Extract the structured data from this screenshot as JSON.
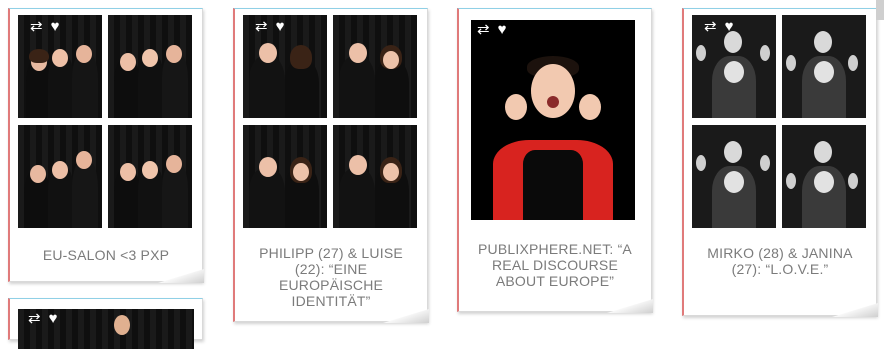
{
  "cards": [
    {
      "caption": "EU-SALON <3 PXP"
    },
    {
      "caption": "PHILIPP (27) & LUISE (22): “EINE EUROPÄISCHE IDENTITÄT”"
    },
    {
      "caption": "PUBLIXPHERE.NET: “A REAL DISCOURSE ABOUT EUROPE”"
    },
    {
      "caption": "MIRKO (28) & JANINA (27): “L.O.V.E.”"
    }
  ],
  "icons": {
    "repost": "repost-icon",
    "like": "heart-icon"
  },
  "colors": {
    "caption": "#7b7b7b",
    "card_top_border": "#8fd0e6",
    "card_left_border": "#e07a7a"
  }
}
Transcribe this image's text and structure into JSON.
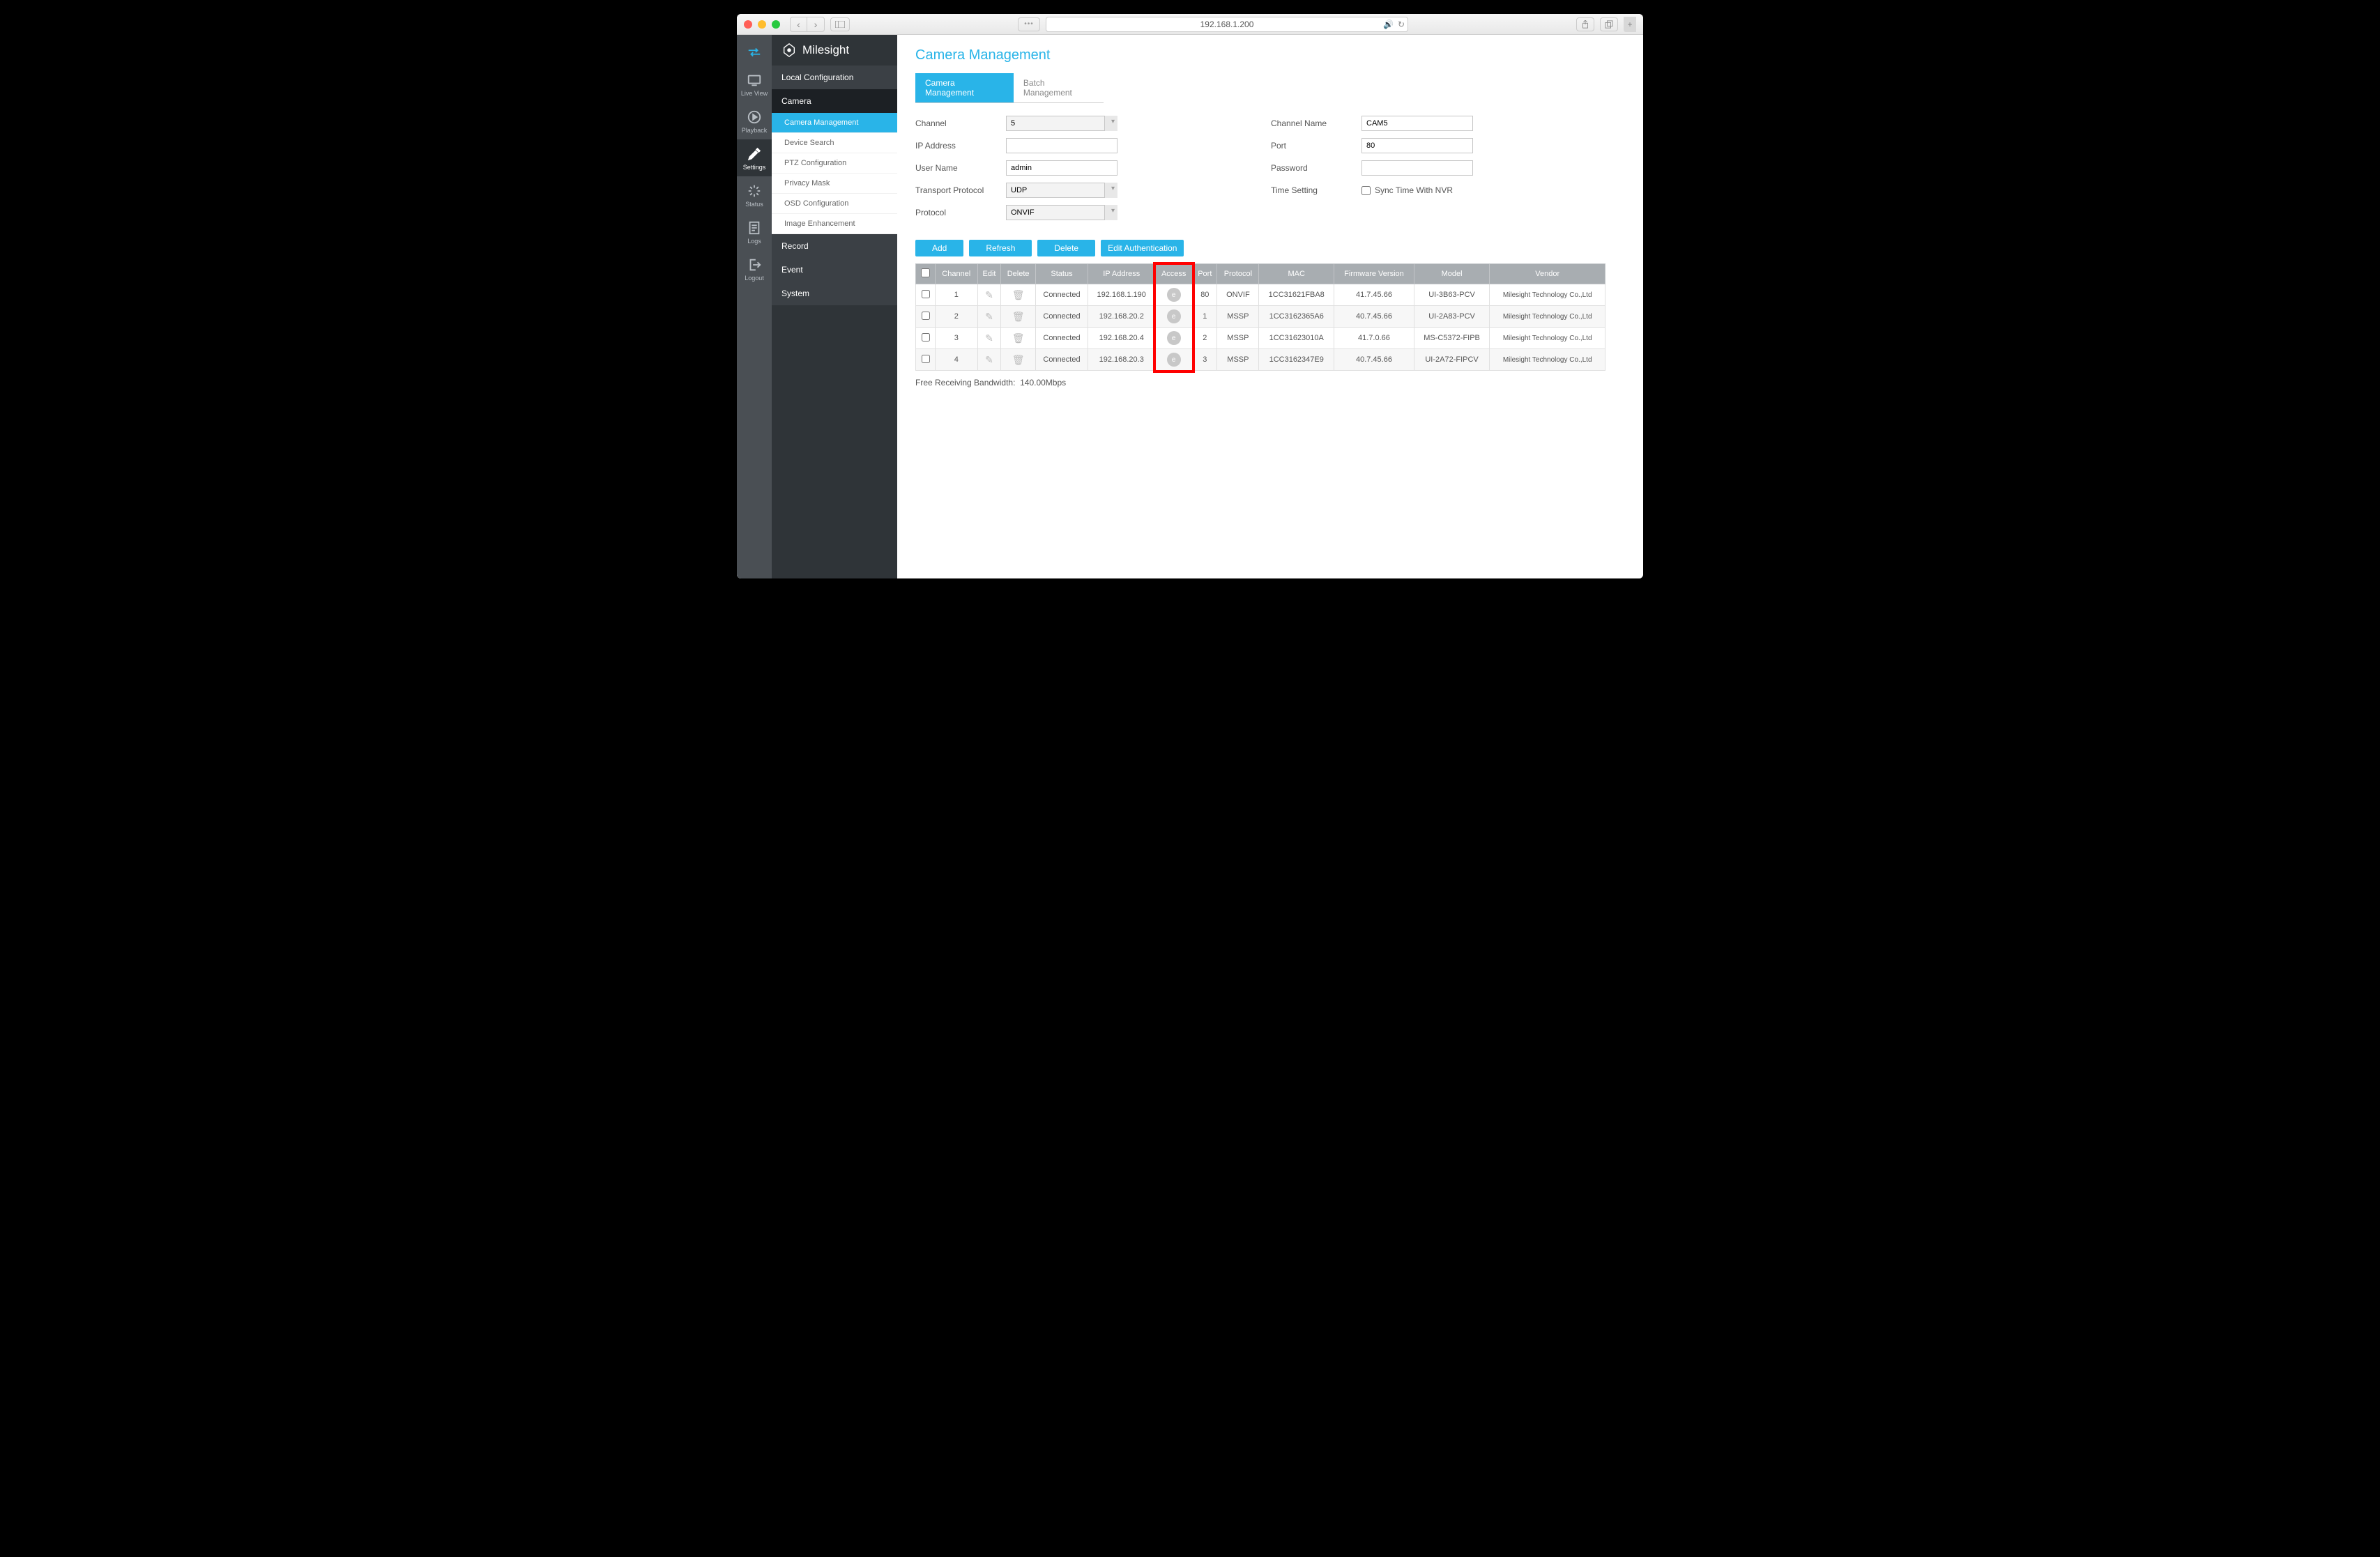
{
  "browser": {
    "url": "192.168.1.200"
  },
  "brand": "Milesight",
  "rail": [
    {
      "id": "liveview",
      "label": "Live View"
    },
    {
      "id": "playback",
      "label": "Playback"
    },
    {
      "id": "settings",
      "label": "Settings"
    },
    {
      "id": "status",
      "label": "Status"
    },
    {
      "id": "logs",
      "label": "Logs"
    },
    {
      "id": "logout",
      "label": "Logout"
    }
  ],
  "sidebar": {
    "local_config": "Local Configuration",
    "camera": "Camera",
    "camera_sub": [
      "Camera Management",
      "Device Search",
      "PTZ Configuration",
      "Privacy Mask",
      "OSD Configuration",
      "Image Enhancement"
    ],
    "record": "Record",
    "event": "Event",
    "system": "System"
  },
  "page": {
    "title": "Camera Management",
    "tabs": [
      "Camera Management",
      "Batch Management"
    ]
  },
  "form": {
    "channel_label": "Channel",
    "channel_value": "5",
    "ip_label": "IP Address",
    "ip_value": "",
    "user_label": "User Name",
    "user_value": "admin",
    "transport_label": "Transport Protocol",
    "transport_value": "UDP",
    "protocol_label": "Protocol",
    "protocol_value": "ONVIF",
    "channel_name_label": "Channel Name",
    "channel_name_value": "CAM5",
    "port_label": "Port",
    "port_value": "80",
    "password_label": "Password",
    "password_value": "",
    "time_label": "Time Setting",
    "time_sync": "Sync Time With NVR"
  },
  "buttons": {
    "add": "Add",
    "refresh": "Refresh",
    "delete": "Delete",
    "edit_auth": "Edit Authentication"
  },
  "table": {
    "headers": [
      "Channel",
      "Edit",
      "Delete",
      "Status",
      "IP Address",
      "Access",
      "Port",
      "Protocol",
      "MAC",
      "Firmware Version",
      "Model",
      "Vendor"
    ],
    "rows": [
      {
        "channel": "1",
        "status": "Connected",
        "ip": "192.168.1.190",
        "port": "80",
        "protocol": "ONVIF",
        "mac": "1CC31621FBA8",
        "fw": "41.7.45.66",
        "model": "UI-3B63-PCV",
        "vendor": "Milesight Technology Co.,Ltd"
      },
      {
        "channel": "2",
        "status": "Connected",
        "ip": "192.168.20.2",
        "port": "1",
        "protocol": "MSSP",
        "mac": "1CC3162365A6",
        "fw": "40.7.45.66",
        "model": "UI-2A83-PCV",
        "vendor": "Milesight Technology Co.,Ltd"
      },
      {
        "channel": "3",
        "status": "Connected",
        "ip": "192.168.20.4",
        "port": "2",
        "protocol": "MSSP",
        "mac": "1CC31623010A",
        "fw": "41.7.0.66",
        "model": "MS-C5372-FIPB",
        "vendor": "Milesight Technology Co.,Ltd"
      },
      {
        "channel": "4",
        "status": "Connected",
        "ip": "192.168.20.3",
        "port": "3",
        "protocol": "MSSP",
        "mac": "1CC3162347E9",
        "fw": "40.7.45.66",
        "model": "UI-2A72-FIPCV",
        "vendor": "Milesight Technology Co.,Ltd"
      }
    ]
  },
  "footer": {
    "bandwidth_label": "Free Receiving Bandwidth:",
    "bandwidth_value": "140.00Mbps"
  }
}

# Instructions for the task
Output all of the entries verbatim, leaving out any images.

# Written response
Extract the structured data from this screenshot as JSON.
{
  "cards": [
    {
      "caption": "EU-SALON <3 PXP"
    },
    {
      "caption": "PHILIPP (27) & LUISE (22): “EINE EUROPÄISCHE IDENTITÄT”"
    },
    {
      "caption": "PUBLIXPHERE.NET: “A REAL DISCOURSE ABOUT EUROPE”"
    },
    {
      "caption": "MIRKO (28) & JANINA (27): “L.O.V.E.”"
    }
  ],
  "icons": {
    "repost": "repost-icon",
    "like": "heart-icon"
  },
  "colors": {
    "caption": "#7b7b7b",
    "card_top_border": "#8fd0e6",
    "card_left_border": "#e07a7a"
  }
}
Transcribe this image's text and structure into JSON.
{
  "browser": {
    "url": "192.168.1.200"
  },
  "brand": "Milesight",
  "rail": [
    {
      "id": "liveview",
      "label": "Live View"
    },
    {
      "id": "playback",
      "label": "Playback"
    },
    {
      "id": "settings",
      "label": "Settings"
    },
    {
      "id": "status",
      "label": "Status"
    },
    {
      "id": "logs",
      "label": "Logs"
    },
    {
      "id": "logout",
      "label": "Logout"
    }
  ],
  "sidebar": {
    "local_config": "Local Configuration",
    "camera": "Camera",
    "camera_sub": [
      "Camera Management",
      "Device Search",
      "PTZ Configuration",
      "Privacy Mask",
      "OSD Configuration",
      "Image Enhancement"
    ],
    "record": "Record",
    "event": "Event",
    "system": "System"
  },
  "page": {
    "title": "Camera Management",
    "tabs": [
      "Camera Management",
      "Batch Management"
    ]
  },
  "form": {
    "channel_label": "Channel",
    "channel_value": "5",
    "ip_label": "IP Address",
    "ip_value": "",
    "user_label": "User Name",
    "user_value": "admin",
    "transport_label": "Transport Protocol",
    "transport_value": "UDP",
    "protocol_label": "Protocol",
    "protocol_value": "ONVIF",
    "channel_name_label": "Channel Name",
    "channel_name_value": "CAM5",
    "port_label": "Port",
    "port_value": "80",
    "password_label": "Password",
    "password_value": "",
    "time_label": "Time Setting",
    "time_sync": "Sync Time With NVR"
  },
  "buttons": {
    "add": "Add",
    "refresh": "Refresh",
    "delete": "Delete",
    "edit_auth": "Edit Authentication"
  },
  "table": {
    "headers": [
      "Channel",
      "Edit",
      "Delete",
      "Status",
      "IP Address",
      "Access",
      "Port",
      "Protocol",
      "MAC",
      "Firmware Version",
      "Model",
      "Vendor"
    ],
    "rows": [
      {
        "channel": "1",
        "status": "Connected",
        "ip": "192.168.1.190",
        "port": "80",
        "protocol": "ONVIF",
        "mac": "1CC31621FBA8",
        "fw": "41.7.45.66",
        "model": "UI-3B63-PCV",
        "vendor": "Milesight Technology Co.,Ltd"
      },
      {
        "channel": "2",
        "status": "Connected",
        "ip": "192.168.20.2",
        "port": "1",
        "protocol": "MSSP",
        "mac": "1CC3162365A6",
        "fw": "40.7.45.66",
        "model": "UI-2A83-PCV",
        "vendor": "Milesight Technology Co.,Ltd"
      },
      {
        "channel": "3",
        "status": "Connected",
        "ip": "192.168.20.4",
        "port": "2",
        "protocol": "MSSP",
        "mac": "1CC31623010A",
        "fw": "41.7.0.66",
        "model": "MS-C5372-FIPB",
        "vendor": "Milesight Technology Co.,Ltd"
      },
      {
        "channel": "4",
        "status": "Connected",
        "ip": "192.168.20.3",
        "port": "3",
        "protocol": "MSSP",
        "mac": "1CC3162347E9",
        "fw": "40.7.45.66",
        "model": "UI-2A72-FIPCV",
        "vendor": "Milesight Technology Co.,Ltd"
      }
    ]
  },
  "footer": {
    "bandwidth_label": "Free Receiving Bandwidth:",
    "bandwidth_value": "140.00Mbps"
  }
}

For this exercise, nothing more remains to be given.